Layout records
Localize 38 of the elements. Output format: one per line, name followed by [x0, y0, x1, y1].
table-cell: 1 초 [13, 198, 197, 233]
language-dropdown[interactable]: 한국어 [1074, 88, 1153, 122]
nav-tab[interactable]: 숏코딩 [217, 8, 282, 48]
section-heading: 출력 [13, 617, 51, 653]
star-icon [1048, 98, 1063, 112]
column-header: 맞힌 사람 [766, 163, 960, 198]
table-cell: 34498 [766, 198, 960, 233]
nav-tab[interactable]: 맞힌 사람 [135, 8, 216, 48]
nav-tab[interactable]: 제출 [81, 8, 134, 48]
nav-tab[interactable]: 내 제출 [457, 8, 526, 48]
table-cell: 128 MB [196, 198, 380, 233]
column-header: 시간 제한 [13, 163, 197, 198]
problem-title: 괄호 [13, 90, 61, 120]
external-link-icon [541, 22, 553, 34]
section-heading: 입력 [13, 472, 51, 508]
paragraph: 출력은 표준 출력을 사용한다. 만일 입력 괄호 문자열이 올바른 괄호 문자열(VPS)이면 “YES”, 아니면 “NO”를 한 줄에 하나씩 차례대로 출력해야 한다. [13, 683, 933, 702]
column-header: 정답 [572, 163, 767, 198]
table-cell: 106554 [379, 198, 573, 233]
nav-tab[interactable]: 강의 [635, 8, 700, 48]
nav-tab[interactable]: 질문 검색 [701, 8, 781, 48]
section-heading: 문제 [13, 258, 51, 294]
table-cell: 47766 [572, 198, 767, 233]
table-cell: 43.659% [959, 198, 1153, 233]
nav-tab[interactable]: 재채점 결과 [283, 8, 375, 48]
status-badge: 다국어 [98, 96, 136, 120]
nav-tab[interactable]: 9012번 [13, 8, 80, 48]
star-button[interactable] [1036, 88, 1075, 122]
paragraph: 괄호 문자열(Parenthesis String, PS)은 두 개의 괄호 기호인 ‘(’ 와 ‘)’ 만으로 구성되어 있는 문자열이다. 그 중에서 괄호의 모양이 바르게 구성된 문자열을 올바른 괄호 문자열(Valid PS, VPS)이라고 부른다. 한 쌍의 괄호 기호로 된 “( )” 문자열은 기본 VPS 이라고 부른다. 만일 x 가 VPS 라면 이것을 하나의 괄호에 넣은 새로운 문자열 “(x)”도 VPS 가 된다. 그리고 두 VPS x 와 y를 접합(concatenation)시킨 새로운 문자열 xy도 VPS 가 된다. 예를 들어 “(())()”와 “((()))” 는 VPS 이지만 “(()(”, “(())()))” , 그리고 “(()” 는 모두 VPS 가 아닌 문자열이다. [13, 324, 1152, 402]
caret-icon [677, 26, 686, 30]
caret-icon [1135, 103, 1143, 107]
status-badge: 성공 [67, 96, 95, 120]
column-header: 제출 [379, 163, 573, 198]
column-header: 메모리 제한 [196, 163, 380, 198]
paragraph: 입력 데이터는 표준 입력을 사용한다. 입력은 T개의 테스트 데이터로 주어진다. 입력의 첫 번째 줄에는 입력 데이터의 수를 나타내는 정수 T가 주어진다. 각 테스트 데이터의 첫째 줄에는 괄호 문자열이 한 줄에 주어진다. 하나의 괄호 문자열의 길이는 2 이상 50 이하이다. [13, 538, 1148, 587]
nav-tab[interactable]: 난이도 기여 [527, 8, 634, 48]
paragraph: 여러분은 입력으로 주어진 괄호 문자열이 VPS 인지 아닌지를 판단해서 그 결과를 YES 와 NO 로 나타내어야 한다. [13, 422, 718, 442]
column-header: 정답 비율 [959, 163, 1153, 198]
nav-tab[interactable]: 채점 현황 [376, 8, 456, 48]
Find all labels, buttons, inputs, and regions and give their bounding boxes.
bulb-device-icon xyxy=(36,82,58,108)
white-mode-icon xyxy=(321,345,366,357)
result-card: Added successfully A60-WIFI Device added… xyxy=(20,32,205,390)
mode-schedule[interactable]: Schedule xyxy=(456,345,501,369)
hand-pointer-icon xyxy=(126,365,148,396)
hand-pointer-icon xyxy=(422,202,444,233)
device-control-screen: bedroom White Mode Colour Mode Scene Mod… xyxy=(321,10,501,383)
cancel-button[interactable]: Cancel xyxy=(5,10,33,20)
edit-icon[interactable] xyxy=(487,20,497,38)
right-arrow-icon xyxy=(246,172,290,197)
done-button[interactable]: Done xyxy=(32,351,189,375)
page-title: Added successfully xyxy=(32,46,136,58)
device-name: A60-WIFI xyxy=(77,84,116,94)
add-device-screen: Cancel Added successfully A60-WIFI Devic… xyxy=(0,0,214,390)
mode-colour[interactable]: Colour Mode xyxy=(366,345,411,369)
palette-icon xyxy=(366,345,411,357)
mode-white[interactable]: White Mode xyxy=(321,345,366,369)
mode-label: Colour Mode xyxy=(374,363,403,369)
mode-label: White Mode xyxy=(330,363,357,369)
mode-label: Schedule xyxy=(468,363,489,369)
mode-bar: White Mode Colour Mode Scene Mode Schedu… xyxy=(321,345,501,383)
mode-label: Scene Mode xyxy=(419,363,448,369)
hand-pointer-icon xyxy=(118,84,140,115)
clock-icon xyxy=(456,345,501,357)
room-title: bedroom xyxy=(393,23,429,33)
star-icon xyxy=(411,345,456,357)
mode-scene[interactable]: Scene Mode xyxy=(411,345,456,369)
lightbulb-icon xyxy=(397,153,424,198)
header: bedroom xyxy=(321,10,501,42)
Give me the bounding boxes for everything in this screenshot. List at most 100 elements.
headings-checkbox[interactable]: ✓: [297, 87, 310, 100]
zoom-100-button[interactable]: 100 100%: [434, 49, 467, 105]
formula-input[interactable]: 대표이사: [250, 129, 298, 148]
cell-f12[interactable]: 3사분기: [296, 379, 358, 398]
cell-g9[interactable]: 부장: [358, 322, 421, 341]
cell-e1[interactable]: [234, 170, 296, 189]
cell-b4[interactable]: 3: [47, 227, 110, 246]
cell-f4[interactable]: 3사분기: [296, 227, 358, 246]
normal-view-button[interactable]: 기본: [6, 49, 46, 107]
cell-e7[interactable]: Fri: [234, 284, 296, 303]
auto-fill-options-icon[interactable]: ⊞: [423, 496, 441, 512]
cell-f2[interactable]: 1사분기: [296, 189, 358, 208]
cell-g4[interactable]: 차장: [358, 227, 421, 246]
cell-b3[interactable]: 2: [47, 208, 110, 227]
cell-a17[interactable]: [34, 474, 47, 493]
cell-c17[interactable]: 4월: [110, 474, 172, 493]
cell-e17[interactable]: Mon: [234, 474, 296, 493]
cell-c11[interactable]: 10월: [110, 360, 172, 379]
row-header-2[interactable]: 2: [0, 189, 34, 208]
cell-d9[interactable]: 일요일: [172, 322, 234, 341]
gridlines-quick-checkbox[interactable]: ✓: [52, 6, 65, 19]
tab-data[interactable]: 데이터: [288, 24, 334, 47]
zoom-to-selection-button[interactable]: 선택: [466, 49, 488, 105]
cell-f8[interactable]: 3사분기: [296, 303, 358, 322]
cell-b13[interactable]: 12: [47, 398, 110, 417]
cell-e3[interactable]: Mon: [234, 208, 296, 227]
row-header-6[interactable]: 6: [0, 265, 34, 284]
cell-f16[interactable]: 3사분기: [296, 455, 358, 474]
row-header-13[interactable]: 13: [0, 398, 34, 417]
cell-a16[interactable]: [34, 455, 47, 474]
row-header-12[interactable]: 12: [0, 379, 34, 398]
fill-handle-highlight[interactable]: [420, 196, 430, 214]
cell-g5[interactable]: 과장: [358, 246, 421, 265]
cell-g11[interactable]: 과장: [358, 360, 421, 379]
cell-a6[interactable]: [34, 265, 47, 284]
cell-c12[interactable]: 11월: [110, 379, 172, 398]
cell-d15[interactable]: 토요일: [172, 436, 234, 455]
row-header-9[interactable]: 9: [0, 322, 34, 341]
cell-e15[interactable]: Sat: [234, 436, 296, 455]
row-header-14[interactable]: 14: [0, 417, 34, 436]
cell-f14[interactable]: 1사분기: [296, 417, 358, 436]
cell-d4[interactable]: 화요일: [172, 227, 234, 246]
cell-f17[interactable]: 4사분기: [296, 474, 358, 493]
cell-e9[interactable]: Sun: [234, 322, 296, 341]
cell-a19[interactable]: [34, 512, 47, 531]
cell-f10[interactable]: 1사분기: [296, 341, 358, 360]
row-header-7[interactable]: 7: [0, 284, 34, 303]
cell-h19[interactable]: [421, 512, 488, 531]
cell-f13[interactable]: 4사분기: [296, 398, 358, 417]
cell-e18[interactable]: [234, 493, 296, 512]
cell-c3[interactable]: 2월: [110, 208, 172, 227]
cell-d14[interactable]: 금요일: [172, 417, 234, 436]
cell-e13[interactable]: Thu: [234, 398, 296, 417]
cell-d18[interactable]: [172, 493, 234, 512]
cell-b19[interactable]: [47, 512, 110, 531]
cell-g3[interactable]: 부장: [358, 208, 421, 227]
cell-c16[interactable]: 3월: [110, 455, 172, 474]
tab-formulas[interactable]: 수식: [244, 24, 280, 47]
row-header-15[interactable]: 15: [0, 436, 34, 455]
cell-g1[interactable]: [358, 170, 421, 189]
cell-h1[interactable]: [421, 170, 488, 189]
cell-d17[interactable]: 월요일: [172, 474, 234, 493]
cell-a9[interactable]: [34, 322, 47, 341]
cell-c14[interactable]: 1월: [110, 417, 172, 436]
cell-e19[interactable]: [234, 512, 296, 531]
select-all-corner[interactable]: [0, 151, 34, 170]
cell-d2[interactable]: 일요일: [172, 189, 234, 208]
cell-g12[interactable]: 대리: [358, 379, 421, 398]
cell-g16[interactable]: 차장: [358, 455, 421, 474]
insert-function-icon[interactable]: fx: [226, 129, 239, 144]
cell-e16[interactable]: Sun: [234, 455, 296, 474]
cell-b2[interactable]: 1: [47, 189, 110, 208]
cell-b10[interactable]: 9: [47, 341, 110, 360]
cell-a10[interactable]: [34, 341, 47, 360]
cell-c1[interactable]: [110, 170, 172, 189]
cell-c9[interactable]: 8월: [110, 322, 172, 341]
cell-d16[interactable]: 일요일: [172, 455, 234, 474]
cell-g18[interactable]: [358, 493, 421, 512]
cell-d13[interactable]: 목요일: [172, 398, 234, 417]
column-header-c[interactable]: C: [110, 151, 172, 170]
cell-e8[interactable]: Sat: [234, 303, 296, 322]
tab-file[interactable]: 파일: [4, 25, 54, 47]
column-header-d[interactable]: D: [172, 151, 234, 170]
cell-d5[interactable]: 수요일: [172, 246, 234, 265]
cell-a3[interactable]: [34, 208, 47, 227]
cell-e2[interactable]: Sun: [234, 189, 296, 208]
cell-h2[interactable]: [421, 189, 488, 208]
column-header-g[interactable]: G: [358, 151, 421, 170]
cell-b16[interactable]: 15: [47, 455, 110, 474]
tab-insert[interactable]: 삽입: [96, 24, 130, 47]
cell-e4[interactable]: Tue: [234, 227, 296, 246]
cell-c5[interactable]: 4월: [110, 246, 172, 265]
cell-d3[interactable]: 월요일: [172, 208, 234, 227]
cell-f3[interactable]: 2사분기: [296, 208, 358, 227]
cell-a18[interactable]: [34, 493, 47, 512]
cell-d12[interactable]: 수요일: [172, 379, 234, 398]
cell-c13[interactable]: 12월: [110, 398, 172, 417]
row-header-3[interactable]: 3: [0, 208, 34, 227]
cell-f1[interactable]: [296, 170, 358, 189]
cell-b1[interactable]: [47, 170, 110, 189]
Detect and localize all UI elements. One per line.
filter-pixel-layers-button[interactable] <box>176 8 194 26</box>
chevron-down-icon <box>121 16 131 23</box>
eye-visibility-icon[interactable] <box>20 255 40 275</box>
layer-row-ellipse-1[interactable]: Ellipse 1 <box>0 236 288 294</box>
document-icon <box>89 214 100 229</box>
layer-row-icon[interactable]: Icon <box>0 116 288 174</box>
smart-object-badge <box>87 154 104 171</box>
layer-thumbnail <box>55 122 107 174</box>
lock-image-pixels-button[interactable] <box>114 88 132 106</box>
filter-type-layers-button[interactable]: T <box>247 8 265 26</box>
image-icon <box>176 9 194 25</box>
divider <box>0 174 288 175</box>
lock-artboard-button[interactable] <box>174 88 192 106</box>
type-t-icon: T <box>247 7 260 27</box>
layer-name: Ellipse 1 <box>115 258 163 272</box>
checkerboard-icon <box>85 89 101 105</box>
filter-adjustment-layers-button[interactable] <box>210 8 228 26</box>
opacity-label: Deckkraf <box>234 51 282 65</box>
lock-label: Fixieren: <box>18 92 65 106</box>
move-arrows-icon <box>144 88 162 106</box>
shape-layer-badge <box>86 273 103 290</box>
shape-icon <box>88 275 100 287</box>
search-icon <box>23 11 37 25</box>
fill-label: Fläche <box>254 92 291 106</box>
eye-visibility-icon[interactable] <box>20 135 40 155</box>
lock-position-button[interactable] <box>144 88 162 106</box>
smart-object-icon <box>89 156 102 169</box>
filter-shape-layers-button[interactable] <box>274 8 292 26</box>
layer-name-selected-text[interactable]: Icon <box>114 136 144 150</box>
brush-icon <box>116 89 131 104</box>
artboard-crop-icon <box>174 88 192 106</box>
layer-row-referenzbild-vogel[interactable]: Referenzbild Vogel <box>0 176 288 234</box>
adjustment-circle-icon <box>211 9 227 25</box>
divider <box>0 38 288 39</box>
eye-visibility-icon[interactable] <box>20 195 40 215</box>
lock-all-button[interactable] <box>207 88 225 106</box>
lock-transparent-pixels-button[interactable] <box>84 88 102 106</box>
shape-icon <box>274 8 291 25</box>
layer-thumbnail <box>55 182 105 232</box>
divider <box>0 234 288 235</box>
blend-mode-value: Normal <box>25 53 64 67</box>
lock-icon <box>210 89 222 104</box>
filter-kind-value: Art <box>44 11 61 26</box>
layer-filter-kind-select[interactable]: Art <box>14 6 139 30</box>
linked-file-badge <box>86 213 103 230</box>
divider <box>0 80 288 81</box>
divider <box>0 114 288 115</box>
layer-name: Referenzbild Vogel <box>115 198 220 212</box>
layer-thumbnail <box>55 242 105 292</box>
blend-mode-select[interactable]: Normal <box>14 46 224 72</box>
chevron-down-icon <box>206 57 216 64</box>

WORK INSTRUCTIONS: Can you switch "section-heading" to "heading" everywhere in the rows from the first one through the row containing "status-badge: 성공 [67, 96, 95, 120]", and give back only those rows with nothing else changed?

COMPLETED EXERCISE:
Localize 38 of the elements. Output format: one per line, name followed by [x0, y0, x1, y1].
table-cell: 1 초 [13, 198, 197, 233]
language-dropdown[interactable]: 한국어 [1074, 88, 1153, 122]
nav-tab[interactable]: 숏코딩 [217, 8, 282, 48]
heading: 출력 [13, 617, 51, 653]
star-icon [1048, 98, 1063, 112]
column-header: 맞힌 사람 [766, 163, 960, 198]
table-cell: 34498 [766, 198, 960, 233]
nav-tab[interactable]: 맞힌 사람 [135, 8, 216, 48]
nav-tab[interactable]: 제출 [81, 8, 134, 48]
nav-tab[interactable]: 내 제출 [457, 8, 526, 48]
table-cell: 128 MB [196, 198, 380, 233]
column-header: 시간 제한 [13, 163, 197, 198]
problem-title: 괄호 [13, 90, 61, 120]
external-link-icon [541, 22, 553, 34]
heading: 입력 [13, 472, 51, 508]
paragraph: 출력은 표준 출력을 사용한다. 만일 입력 괄호 문자열이 올바른 괄호 문자열(VPS)이면 “YES”, 아니면 “NO”를 한 줄에 하나씩 차례대로 출력해야 한다. [13, 683, 933, 702]
column-header: 정답 [572, 163, 767, 198]
table-cell: 106554 [379, 198, 573, 233]
nav-tab[interactable]: 강의 [635, 8, 700, 48]
nav-tab[interactable]: 질문 검색 [701, 8, 781, 48]
heading: 문제 [13, 258, 51, 294]
table-cell: 47766 [572, 198, 767, 233]
table-cell: 43.659% [959, 198, 1153, 233]
nav-tab[interactable]: 재채점 결과 [283, 8, 375, 48]
status-badge: 다국어 [98, 96, 136, 120]
nav-tab[interactable]: 9012번 [13, 8, 80, 48]
star-button[interactable] [1036, 88, 1075, 122]
paragraph: 괄호 문자열(Parenthesis String, PS)은 두 개의 괄호 기호인 ‘(’ 와 ‘)’ 만으로 구성되어 있는 문자열이다. 그 중에서 괄호의 모양이 바르게 구성된 문자열을 올바른 괄호 문자열(Valid PS, VPS)이라고 부른다. 한 쌍의 괄호 기호로 된 “( )” 문자열은 기본 VPS 이라고 부른다. 만일 x 가 VPS 라면 이것을 하나의 괄호에 넣은 새로운 문자열 “(x)”도 VPS 가 된다. 그리고 두 VPS x 와 y를 접합(concatenation)시킨 새로운 문자열 xy도 VPS 가 된다. 예를 들어 “(())()”와 “((()))” 는 VPS 이지만 “(()(”, “(())()))” , 그리고 “(()” 는 모두 VPS 가 아닌 문자열이다. [13, 324, 1152, 402]
caret-icon [677, 26, 686, 30]
caret-icon [1135, 103, 1143, 107]
status-badge: 성공 [67, 96, 95, 120]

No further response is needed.